WORK TO COMPLETE: Using the data beneath, show every line that includes the word "blood".

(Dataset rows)
————

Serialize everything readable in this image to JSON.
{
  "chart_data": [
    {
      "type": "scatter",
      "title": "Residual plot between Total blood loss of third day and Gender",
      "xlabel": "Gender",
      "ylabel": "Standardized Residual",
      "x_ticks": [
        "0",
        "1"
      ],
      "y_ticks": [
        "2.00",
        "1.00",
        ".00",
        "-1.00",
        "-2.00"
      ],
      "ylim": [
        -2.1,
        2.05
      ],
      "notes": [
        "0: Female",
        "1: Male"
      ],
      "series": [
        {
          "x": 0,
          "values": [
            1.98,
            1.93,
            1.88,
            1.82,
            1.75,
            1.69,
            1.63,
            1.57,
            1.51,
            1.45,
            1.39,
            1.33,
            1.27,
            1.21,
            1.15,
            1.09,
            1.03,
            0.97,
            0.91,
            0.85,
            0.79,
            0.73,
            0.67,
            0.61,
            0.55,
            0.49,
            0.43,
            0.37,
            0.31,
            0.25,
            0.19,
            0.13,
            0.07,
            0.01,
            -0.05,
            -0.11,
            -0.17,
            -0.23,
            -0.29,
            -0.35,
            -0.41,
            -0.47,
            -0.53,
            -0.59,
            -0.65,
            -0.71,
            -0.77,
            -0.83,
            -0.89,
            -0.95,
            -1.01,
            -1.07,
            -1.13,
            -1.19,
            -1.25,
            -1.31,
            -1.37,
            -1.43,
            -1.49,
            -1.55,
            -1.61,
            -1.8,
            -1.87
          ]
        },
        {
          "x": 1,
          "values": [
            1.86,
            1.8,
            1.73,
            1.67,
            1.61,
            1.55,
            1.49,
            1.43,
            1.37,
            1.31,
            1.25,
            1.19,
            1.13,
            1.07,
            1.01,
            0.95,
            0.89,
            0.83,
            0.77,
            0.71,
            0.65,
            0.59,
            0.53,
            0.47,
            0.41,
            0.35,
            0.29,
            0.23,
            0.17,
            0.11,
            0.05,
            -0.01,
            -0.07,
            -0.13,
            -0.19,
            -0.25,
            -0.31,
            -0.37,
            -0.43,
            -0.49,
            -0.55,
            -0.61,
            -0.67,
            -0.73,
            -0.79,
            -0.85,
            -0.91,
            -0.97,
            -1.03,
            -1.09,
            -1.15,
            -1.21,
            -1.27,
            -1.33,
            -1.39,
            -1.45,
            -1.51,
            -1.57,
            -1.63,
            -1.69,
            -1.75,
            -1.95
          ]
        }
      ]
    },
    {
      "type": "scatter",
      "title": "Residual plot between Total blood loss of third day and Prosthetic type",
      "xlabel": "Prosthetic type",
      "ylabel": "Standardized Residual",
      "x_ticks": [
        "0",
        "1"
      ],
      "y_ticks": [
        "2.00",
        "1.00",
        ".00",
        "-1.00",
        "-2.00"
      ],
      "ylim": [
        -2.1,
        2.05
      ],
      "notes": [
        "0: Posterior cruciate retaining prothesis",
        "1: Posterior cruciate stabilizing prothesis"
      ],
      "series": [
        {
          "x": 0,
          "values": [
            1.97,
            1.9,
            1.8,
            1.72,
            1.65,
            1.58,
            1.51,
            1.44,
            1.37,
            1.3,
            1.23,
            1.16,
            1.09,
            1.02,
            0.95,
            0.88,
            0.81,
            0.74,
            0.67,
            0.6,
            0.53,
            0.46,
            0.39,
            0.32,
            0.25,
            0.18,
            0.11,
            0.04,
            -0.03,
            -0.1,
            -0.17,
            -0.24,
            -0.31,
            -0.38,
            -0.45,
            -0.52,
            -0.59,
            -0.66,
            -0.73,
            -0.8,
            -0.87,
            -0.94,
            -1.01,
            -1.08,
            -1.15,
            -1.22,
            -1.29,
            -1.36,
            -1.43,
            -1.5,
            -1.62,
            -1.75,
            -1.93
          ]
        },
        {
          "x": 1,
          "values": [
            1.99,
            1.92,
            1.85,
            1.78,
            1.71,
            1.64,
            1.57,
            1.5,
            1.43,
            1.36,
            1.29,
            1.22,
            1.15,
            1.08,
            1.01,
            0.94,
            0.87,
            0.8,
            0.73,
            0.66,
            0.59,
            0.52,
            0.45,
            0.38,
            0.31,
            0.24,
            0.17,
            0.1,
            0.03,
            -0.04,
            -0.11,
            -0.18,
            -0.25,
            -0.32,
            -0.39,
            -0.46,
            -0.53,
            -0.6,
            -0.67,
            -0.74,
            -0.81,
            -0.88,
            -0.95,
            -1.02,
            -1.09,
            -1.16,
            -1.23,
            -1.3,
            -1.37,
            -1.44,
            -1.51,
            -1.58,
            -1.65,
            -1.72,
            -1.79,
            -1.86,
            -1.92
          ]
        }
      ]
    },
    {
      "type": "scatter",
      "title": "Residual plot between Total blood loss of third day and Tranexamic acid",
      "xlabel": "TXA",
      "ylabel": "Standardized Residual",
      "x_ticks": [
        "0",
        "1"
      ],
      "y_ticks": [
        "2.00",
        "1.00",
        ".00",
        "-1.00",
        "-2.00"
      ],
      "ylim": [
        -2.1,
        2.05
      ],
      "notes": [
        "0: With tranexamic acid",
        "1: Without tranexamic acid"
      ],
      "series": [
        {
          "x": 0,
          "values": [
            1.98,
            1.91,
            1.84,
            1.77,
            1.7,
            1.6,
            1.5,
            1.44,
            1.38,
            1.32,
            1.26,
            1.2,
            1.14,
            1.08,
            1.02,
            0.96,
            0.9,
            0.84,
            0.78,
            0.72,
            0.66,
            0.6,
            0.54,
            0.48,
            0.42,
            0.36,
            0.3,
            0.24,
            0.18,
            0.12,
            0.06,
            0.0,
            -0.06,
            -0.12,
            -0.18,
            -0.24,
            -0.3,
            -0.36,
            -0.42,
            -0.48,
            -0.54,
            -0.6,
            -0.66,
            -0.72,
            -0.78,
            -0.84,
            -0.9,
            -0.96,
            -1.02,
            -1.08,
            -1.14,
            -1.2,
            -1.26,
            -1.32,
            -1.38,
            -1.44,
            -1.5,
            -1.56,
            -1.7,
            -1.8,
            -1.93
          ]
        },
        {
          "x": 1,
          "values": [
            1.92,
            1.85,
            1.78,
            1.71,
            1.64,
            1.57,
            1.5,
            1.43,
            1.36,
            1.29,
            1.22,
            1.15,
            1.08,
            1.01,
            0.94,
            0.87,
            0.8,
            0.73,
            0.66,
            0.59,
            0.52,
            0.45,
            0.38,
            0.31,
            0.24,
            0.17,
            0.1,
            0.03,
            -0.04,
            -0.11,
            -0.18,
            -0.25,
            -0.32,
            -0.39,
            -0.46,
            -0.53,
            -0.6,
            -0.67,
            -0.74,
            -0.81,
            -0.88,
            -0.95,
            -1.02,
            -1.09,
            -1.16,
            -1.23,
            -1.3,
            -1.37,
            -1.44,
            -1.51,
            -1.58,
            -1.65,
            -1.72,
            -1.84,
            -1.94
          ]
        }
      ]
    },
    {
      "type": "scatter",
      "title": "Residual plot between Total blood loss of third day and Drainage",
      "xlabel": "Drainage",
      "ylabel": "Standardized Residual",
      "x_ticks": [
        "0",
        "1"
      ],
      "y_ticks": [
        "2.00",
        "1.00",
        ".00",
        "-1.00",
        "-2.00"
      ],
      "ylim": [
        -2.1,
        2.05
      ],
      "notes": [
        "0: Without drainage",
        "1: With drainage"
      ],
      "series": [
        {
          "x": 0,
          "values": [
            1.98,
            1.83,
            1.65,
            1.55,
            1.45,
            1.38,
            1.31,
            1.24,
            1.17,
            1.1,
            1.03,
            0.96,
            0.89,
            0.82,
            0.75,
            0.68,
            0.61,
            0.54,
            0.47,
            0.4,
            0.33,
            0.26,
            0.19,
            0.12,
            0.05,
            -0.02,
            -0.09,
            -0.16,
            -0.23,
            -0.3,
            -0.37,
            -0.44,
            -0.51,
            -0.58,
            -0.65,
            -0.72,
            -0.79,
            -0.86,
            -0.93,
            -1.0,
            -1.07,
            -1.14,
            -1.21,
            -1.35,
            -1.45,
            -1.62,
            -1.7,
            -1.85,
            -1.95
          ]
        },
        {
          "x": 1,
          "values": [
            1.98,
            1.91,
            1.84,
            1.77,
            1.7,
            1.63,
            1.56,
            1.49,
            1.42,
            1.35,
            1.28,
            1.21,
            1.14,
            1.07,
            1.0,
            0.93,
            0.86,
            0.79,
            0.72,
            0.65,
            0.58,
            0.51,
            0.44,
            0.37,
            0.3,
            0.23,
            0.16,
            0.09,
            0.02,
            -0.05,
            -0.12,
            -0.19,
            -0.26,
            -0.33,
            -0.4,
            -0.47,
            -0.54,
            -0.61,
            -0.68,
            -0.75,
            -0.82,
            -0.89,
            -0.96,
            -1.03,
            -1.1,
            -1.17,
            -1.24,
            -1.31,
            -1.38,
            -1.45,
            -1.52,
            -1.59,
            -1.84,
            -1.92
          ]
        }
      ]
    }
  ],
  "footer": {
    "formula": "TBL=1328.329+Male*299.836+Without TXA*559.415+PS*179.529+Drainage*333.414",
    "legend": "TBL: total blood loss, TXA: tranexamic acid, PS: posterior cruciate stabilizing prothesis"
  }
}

————

FINISHED ANSWER:
      "title": "Residual plot between Total blood loss of third day and Gender",
      "title": "Residual plot between Total blood loss of third day and Prosthetic type",
      "title": "Residual plot between Total blood loss of third day and Tranexamic acid",
      "title": "Residual plot between Total blood loss of third day and Drainage",
    "legend": "TBL: total blood loss, TXA: tranexamic acid, PS: posterior cruciate stabilizing prothesis"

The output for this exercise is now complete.